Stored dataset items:

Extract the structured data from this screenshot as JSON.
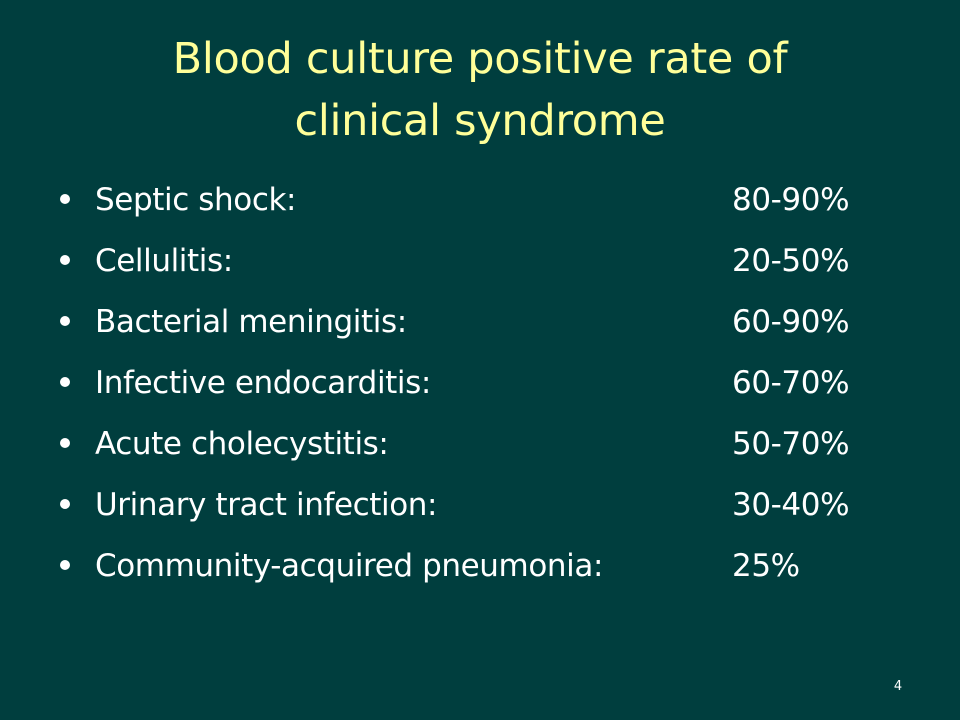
{
  "slide": {
    "title_lines": [
      "Blood culture positive rate of",
      "clinical syndrome"
    ],
    "items": [
      {
        "label": "Septic shock:",
        "value": "80-90%"
      },
      {
        "label": "Cellulitis:",
        "value": "20-50%"
      },
      {
        "label": "Bacterial meningitis:",
        "value": "60-90%"
      },
      {
        "label": "Infective endocarditis:",
        "value": "60-70%"
      },
      {
        "label": "Acute cholecystitis:",
        "value": "50-70%"
      },
      {
        "label": "Urinary tract infection:",
        "value": "30-40%"
      },
      {
        "label": "Community-acquired pneumonia:",
        "value": "25%"
      }
    ],
    "page_number": "4"
  },
  "colors": {
    "background": "#003e3e",
    "title": "#ffff99",
    "body_text": "#ffffff"
  }
}
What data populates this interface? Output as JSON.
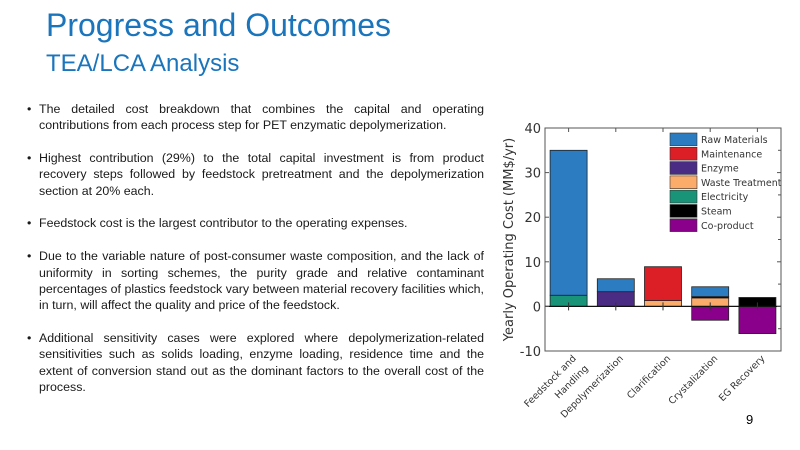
{
  "slide": {
    "title": "Progress and Outcomes",
    "subtitle": "TEA/LCA Analysis",
    "page_number": "9",
    "bullet_glyph": "•",
    "bullets": [
      "The detailed cost breakdown that combines the capital and operating contributions from each process step for PET enzymatic depolymerization.",
      "Highest contribution (29%) to the total capital investment is from product recovery steps followed by feedstock pretreatment and the depolymerization section at 20% each.",
      "Feedstock cost is the largest contributor to the operating expenses.",
      "Due to the variable nature of post-consumer waste composition, and the lack of uniformity in sorting schemes, the purity grade and relative contaminant percentages of plastics feedstock vary between material recovery facilities which, in turn, will affect the quality and price of the feedstock.",
      "Additional sensitivity cases were explored where depolymerization-related sensitivities such as solids loading, enzyme loading, residence time and the extent of conversion stand out as the dominant factors to the overall cost of the process."
    ],
    "title_color": "#1a75bc"
  },
  "chart_data": {
    "type": "bar",
    "stacked": true,
    "title": "",
    "xlabel": "",
    "ylabel": "Yearly Operating Cost (MM$/yr)",
    "ylim": [
      -10,
      40
    ],
    "yticks": [
      -10,
      0,
      10,
      20,
      30,
      40
    ],
    "grid": false,
    "legend_position": "top-right",
    "categories": [
      "Feedstock and Handling",
      "Depolymerization",
      "Clarification",
      "Crystalization",
      "EG Recovery"
    ],
    "category_label_lines": [
      [
        "Feedstock and",
        "Handling"
      ],
      [
        "Depolymerization"
      ],
      [
        "Clarification"
      ],
      [
        "Crystalization"
      ],
      [
        "EG Recovery"
      ]
    ],
    "series": [
      {
        "name": "Electricity",
        "color": "#1a9479",
        "values": [
          2.5,
          0,
          0,
          0,
          0
        ]
      },
      {
        "name": "Enzyme",
        "color": "#4b2c85",
        "values": [
          0,
          3.3,
          0,
          0,
          0
        ]
      },
      {
        "name": "Waste Treatment",
        "color": "#fbac6b",
        "values": [
          0,
          0,
          1.3,
          1.9,
          0
        ]
      },
      {
        "name": "Steam",
        "color": "#000000",
        "values": [
          0,
          0,
          0,
          0.3,
          2.0
        ]
      },
      {
        "name": "Maintenance",
        "color": "#dc1f26",
        "values": [
          0,
          0,
          7.6,
          0,
          0
        ]
      },
      {
        "name": "Raw Materials",
        "color": "#2c7cc1",
        "values": [
          32.5,
          2.9,
          0,
          2.2,
          0
        ]
      },
      {
        "name": "Co-product",
        "color": "#8b008b",
        "values": [
          0,
          0,
          0,
          -3.1,
          -6.1
        ]
      }
    ],
    "legend_order": [
      "Raw Materials",
      "Maintenance",
      "Enzyme",
      "Waste Treatment",
      "Electricity",
      "Steam",
      "Co-product"
    ]
  }
}
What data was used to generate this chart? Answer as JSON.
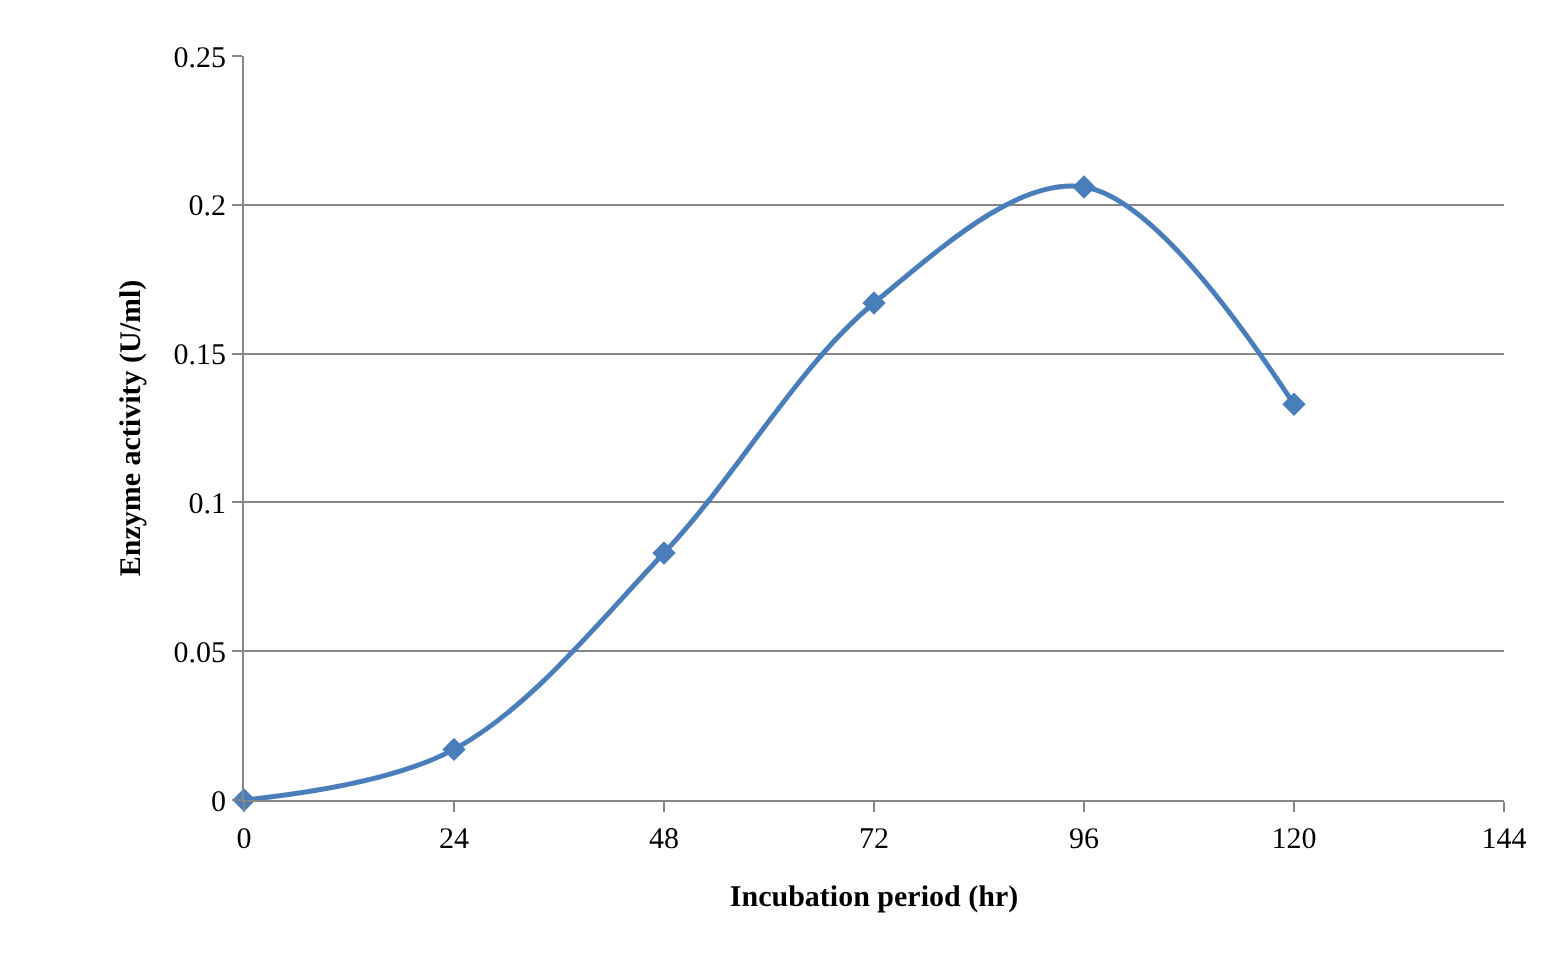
{
  "chart_data": {
    "type": "line",
    "xlabel": "Incubation period (hr)",
    "ylabel": "Enzyme activity (U/ml)",
    "x": [
      0,
      24,
      48,
      72,
      96,
      120
    ],
    "series": [
      {
        "color": "#4a7ebb",
        "values": [
          0,
          0.017,
          0.083,
          0.167,
          0.206,
          0.133
        ]
      }
    ],
    "xlim": [
      0,
      144
    ],
    "xticks": [
      0,
      24,
      48,
      72,
      96,
      120,
      144
    ],
    "ylim": [
      0,
      0.25
    ],
    "yticks": [
      0,
      0.05,
      0.1,
      0.15,
      0.2,
      0.25
    ],
    "grid": "y",
    "marker": "diamond",
    "line_style": "solid"
  }
}
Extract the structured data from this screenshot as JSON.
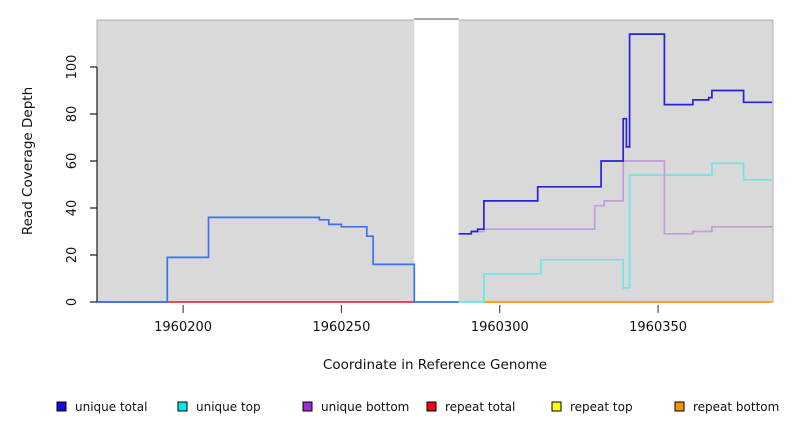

Exercise details
The answer is the records above, repeated exactly, with no picture in it.

Written reply
Extract the structured data from this screenshot as JSON.
{
  "slide": {
    "title_lines": [
      "Blood culture positive rate of",
      "clinical syndrome"
    ],
    "items": [
      {
        "label": "Septic shock:",
        "value": "80-90%"
      },
      {
        "label": "Cellulitis:",
        "value": "20-50%"
      },
      {
        "label": "Bacterial meningitis:",
        "value": "60-90%"
      },
      {
        "label": "Infective endocarditis:",
        "value": "60-70%"
      },
      {
        "label": "Acute cholecystitis:",
        "value": "50-70%"
      },
      {
        "label": "Urinary tract infection:",
        "value": "30-40%"
      },
      {
        "label": "Community-acquired pneumonia:",
        "value": "25%"
      }
    ],
    "page_number": "4"
  },
  "colors": {
    "background": "#003e3e",
    "title": "#ffff99",
    "body_text": "#ffffff"
  }
}
What data populates this interface? Output as JSON.
{
  "slide": {
    "title": "Progress and Outcomes",
    "subtitle": "TEA/LCA Analysis",
    "page_number": "9",
    "bullet_glyph": "•",
    "bullets": [
      "The detailed cost breakdown that combines the capital and operating contributions from each process step for PET enzymatic depolymerization.",
      "Highest contribution (29%) to the total capital investment is from product recovery steps followed by feedstock pretreatment and the depolymerization section at 20% each.",
      "Feedstock cost is the largest contributor to the operating expenses.",
      "Due to the variable nature of post-consumer waste composition, and the lack of uniformity in sorting schemes, the purity grade and relative contaminant percentages of plastics feedstock vary between material recovery facilities which, in turn, will affect the quality and price of the feedstock.",
      "Additional sensitivity cases were explored where depolymerization-related sensitivities such as solids loading, enzyme loading, residence time and the extent of conversion stand out as the dominant factors to the overall cost of the process."
    ],
    "title_color": "#1a75bc"
  },
  "chart_data": {
    "type": "bar",
    "stacked": true,
    "title": "",
    "xlabel": "",
    "ylabel": "Yearly Operating Cost (MM$/yr)",
    "ylim": [
      -10,
      40
    ],
    "yticks": [
      -10,
      0,
      10,
      20,
      30,
      40
    ],
    "grid": false,
    "legend_position": "top-right",
    "categories": [
      "Feedstock and Handling",
      "Depolymerization",
      "Clarification",
      "Crystalization",
      "EG Recovery"
    ],
    "category_label_lines": [
      [
        "Feedstock and",
        "Handling"
      ],
      [
        "Depolymerization"
      ],
      [
        "Clarification"
      ],
      [
        "Crystalization"
      ],
      [
        "EG Recovery"
      ]
    ],
    "series": [
      {
        "name": "Electricity",
        "color": "#1a9479",
        "values": [
          2.5,
          0,
          0,
          0,
          0
        ]
      },
      {
        "name": "Enzyme",
        "color": "#4b2c85",
        "values": [
          0,
          3.3,
          0,
          0,
          0
        ]
      },
      {
        "name": "Waste Treatment",
        "color": "#fbac6b",
        "values": [
          0,
          0,
          1.3,
          1.9,
          0
        ]
      },
      {
        "name": "Steam",
        "color": "#000000",
        "values": [
          0,
          0,
          0,
          0.3,
          2.0
        ]
      },
      {
        "name": "Maintenance",
        "color": "#dc1f26",
        "values": [
          0,
          0,
          7.6,
          0,
          0
        ]
      },
      {
        "name": "Raw Materials",
        "color": "#2c7cc1",
        "values": [
          32.5,
          2.9,
          0,
          2.2,
          0
        ]
      },
      {
        "name": "Co-product",
        "color": "#8b008b",
        "values": [
          0,
          0,
          0,
          -3.1,
          -6.1
        ]
      }
    ],
    "legend_order": [
      "Raw Materials",
      "Maintenance",
      "Enzyme",
      "Waste Treatment",
      "Electricity",
      "Steam",
      "Co-product"
    ]
  }
}
What data was used to generate this chart? Answer as JSON.
{
  "chart_data": {
    "type": "line",
    "xlabel": "Incubation period (hr)",
    "ylabel": "Enzyme activity (U/ml)",
    "x": [
      0,
      24,
      48,
      72,
      96,
      120
    ],
    "series": [
      {
        "color": "#4a7ebb",
        "values": [
          0,
          0.017,
          0.083,
          0.167,
          0.206,
          0.133
        ]
      }
    ],
    "xlim": [
      0,
      144
    ],
    "xticks": [
      0,
      24,
      48,
      72,
      96,
      120,
      144
    ],
    "ylim": [
      0,
      0.25
    ],
    "yticks": [
      0,
      0.05,
      0.1,
      0.15,
      0.2,
      0.25
    ],
    "grid": "y",
    "marker": "diamond",
    "line_style": "solid"
  }
}
Extract the structured data from this screenshot as JSON.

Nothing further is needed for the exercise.